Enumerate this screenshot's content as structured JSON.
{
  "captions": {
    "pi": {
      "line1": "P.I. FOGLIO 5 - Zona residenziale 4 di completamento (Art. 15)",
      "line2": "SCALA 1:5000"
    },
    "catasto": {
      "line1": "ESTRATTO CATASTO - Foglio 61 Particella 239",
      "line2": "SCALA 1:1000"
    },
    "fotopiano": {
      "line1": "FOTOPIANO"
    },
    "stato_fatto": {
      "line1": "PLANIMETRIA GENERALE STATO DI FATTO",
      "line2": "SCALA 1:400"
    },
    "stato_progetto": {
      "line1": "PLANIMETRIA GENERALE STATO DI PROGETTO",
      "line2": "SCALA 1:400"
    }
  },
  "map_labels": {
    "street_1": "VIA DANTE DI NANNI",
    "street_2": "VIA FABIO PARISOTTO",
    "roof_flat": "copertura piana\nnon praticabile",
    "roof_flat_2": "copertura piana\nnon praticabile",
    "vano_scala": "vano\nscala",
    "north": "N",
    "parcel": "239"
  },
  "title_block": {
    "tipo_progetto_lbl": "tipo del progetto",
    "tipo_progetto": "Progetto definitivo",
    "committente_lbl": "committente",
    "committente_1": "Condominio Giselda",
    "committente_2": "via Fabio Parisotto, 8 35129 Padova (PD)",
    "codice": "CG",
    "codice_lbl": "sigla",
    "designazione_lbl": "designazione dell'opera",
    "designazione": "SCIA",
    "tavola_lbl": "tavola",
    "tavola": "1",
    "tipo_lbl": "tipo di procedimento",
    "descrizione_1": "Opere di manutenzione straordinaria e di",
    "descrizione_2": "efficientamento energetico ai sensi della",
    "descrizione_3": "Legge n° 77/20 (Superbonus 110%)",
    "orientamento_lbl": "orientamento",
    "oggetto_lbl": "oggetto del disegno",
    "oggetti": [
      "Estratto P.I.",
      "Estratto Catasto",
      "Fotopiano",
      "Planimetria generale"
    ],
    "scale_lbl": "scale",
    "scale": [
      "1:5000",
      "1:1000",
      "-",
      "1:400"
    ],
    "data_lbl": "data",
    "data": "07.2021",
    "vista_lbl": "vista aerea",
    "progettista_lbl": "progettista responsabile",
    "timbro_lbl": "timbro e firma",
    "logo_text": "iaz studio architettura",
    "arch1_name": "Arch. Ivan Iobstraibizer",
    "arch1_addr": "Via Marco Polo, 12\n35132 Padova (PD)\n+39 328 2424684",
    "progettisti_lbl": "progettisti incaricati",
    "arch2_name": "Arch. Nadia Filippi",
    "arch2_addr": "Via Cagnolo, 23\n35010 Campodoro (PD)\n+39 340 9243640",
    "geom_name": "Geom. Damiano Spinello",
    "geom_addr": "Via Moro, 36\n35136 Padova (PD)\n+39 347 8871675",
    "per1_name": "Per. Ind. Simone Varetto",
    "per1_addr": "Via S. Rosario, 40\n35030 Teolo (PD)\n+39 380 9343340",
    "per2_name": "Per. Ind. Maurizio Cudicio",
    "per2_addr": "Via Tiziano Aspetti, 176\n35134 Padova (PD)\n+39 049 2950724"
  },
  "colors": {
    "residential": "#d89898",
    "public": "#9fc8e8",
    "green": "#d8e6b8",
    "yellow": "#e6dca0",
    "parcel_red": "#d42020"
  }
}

* * * * *

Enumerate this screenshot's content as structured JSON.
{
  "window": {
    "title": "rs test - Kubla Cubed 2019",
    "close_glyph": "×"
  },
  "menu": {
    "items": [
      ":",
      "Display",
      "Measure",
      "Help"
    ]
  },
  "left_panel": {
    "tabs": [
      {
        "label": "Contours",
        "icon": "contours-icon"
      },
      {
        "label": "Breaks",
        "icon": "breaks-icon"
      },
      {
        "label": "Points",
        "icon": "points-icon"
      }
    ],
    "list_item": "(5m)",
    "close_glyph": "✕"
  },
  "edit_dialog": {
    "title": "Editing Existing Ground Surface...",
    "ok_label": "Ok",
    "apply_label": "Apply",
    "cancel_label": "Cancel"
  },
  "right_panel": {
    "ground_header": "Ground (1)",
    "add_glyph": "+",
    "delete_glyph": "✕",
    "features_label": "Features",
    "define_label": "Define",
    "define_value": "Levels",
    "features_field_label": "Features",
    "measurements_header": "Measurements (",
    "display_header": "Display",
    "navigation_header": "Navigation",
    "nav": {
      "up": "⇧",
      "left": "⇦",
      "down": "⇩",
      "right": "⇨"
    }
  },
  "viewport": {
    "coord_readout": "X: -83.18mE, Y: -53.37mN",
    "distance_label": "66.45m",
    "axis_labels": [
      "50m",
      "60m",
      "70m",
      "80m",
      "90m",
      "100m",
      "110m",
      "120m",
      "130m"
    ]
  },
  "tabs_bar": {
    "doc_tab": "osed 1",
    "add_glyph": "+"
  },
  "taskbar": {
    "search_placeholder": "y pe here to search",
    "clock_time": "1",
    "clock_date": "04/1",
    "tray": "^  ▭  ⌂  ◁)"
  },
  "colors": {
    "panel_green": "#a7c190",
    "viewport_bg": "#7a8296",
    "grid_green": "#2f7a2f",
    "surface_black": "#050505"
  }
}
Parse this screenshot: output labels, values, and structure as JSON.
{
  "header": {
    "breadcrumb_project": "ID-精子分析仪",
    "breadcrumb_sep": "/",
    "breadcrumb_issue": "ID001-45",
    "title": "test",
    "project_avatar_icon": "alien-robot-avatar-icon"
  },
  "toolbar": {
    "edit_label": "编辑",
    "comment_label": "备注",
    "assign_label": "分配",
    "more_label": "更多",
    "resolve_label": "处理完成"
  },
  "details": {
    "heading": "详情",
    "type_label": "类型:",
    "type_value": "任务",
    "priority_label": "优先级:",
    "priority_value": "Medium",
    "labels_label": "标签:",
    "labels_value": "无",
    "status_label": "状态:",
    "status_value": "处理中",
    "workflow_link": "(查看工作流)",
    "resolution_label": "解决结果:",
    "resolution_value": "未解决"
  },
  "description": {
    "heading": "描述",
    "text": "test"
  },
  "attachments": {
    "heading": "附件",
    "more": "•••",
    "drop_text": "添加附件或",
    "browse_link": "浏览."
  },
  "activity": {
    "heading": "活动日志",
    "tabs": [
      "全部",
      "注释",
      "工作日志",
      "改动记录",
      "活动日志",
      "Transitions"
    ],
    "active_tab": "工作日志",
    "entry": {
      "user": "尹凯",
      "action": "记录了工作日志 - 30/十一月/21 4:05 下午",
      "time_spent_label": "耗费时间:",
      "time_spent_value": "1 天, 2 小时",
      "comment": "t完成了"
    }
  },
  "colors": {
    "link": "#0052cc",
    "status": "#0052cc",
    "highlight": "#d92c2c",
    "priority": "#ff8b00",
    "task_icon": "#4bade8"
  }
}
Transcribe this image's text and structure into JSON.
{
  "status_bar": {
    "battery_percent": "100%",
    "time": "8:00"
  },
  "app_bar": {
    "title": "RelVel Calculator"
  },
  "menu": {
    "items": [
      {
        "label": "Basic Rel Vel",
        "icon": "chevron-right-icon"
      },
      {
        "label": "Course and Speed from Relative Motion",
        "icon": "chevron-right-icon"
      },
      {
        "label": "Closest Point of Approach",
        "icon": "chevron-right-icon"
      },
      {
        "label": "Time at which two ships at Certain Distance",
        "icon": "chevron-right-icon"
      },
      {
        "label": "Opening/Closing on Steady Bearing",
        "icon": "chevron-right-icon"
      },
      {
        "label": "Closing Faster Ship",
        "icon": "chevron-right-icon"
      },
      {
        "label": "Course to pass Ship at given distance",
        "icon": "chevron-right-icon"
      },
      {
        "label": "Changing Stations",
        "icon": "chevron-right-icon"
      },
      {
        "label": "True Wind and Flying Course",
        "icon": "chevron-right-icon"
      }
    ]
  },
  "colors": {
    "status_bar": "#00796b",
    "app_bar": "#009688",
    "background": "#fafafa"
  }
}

* * * * *

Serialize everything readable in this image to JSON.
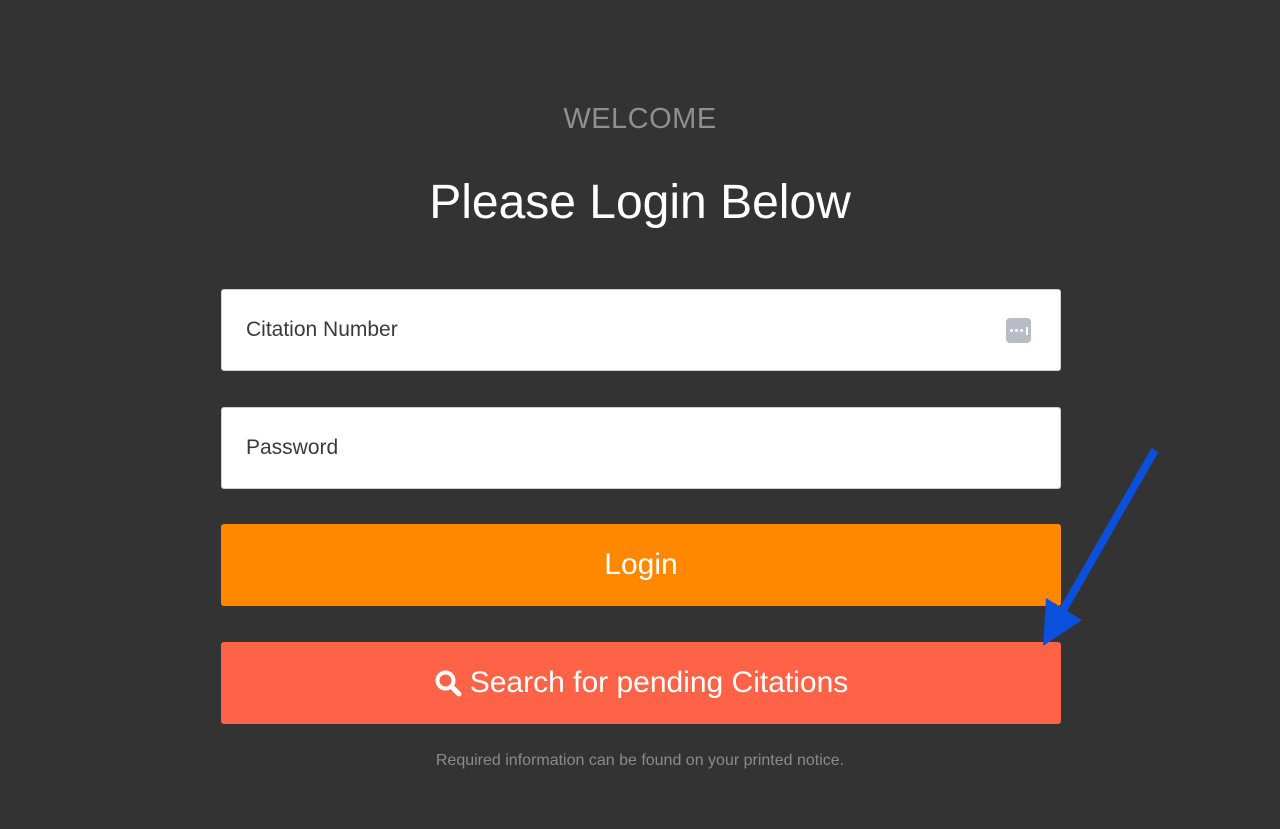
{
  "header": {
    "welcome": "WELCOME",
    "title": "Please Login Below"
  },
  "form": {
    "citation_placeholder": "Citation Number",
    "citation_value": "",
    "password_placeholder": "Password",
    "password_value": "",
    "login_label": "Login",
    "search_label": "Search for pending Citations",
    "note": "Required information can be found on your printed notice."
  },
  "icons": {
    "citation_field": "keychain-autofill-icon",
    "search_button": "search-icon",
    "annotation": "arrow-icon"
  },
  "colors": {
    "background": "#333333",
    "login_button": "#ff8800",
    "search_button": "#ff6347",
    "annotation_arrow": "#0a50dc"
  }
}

* * * * *

> [Exercise prompt] List each line of the entries that holds the string "JSON".

> [Response to this exercise]
Enumerate this screenshot's content as structured JSON.
Enumerate this screenshot's content as structured JSON.
Parse this screenshot: output labels, values, and structure as JSON.
Transcribe this image's text and structure into JSON.
Serialize everything readable in this image to JSON.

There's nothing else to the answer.